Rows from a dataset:
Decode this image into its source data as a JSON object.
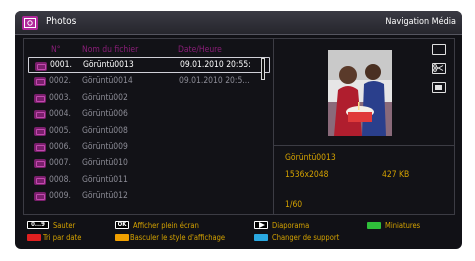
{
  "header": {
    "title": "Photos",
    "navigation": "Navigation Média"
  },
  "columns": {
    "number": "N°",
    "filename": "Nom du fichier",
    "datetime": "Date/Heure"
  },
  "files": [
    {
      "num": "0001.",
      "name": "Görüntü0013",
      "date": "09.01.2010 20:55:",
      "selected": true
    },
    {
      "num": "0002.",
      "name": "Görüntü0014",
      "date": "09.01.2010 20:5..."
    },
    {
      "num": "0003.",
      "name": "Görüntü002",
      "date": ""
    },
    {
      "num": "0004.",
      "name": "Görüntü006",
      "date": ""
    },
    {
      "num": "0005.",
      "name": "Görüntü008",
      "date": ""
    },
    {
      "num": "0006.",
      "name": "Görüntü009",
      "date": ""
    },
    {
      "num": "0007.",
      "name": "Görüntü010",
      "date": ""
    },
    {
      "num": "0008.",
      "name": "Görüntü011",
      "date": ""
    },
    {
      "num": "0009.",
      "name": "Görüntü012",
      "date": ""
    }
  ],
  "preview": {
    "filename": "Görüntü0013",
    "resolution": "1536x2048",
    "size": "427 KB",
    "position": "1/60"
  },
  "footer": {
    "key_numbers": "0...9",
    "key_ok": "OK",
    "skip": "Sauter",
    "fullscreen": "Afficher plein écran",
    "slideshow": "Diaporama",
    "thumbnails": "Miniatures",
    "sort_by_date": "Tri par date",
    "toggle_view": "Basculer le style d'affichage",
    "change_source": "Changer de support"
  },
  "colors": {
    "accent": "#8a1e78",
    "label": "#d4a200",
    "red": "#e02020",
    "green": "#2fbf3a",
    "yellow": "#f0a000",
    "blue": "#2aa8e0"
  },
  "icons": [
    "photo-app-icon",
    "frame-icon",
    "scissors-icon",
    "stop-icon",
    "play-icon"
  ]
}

▶ WRITTEN PROBLEM:
Reproduce all of the material exactly, apart from the pictures.

▶ PROBLEM SOLUTION:
Decode this image into its source data as a JSON object.
{
  "header": {
    "title": "Photos",
    "navigation": "Navigation Média"
  },
  "columns": {
    "number": "N°",
    "filename": "Nom du fichier",
    "datetime": "Date/Heure"
  },
  "files": [
    {
      "num": "0001.",
      "name": "Görüntü0013",
      "date": "09.01.2010 20:55:",
      "selected": true
    },
    {
      "num": "0002.",
      "name": "Görüntü0014",
      "date": "09.01.2010 20:5..."
    },
    {
      "num": "0003.",
      "name": "Görüntü002",
      "date": ""
    },
    {
      "num": "0004.",
      "name": "Görüntü006",
      "date": ""
    },
    {
      "num": "0005.",
      "name": "Görüntü008",
      "date": ""
    },
    {
      "num": "0006.",
      "name": "Görüntü009",
      "date": ""
    },
    {
      "num": "0007.",
      "name": "Görüntü010",
      "date": ""
    },
    {
      "num": "0008.",
      "name": "Görüntü011",
      "date": ""
    },
    {
      "num": "0009.",
      "name": "Görüntü012",
      "date": ""
    }
  ],
  "preview": {
    "filename": "Görüntü0013",
    "resolution": "1536x2048",
    "size": "427 KB",
    "position": "1/60"
  },
  "footer": {
    "key_numbers": "0...9",
    "key_ok": "OK",
    "skip": "Sauter",
    "fullscreen": "Afficher plein écran",
    "slideshow": "Diaporama",
    "thumbnails": "Miniatures",
    "sort_by_date": "Tri par date",
    "toggle_view": "Basculer le style d'affichage",
    "change_source": "Changer de support"
  },
  "colors": {
    "accent": "#8a1e78",
    "label": "#d4a200",
    "red": "#e02020",
    "green": "#2fbf3a",
    "yellow": "#f0a000",
    "blue": "#2aa8e0"
  },
  "icons": [
    "photo-app-icon",
    "frame-icon",
    "scissors-icon",
    "stop-icon",
    "play-icon"
  ]
}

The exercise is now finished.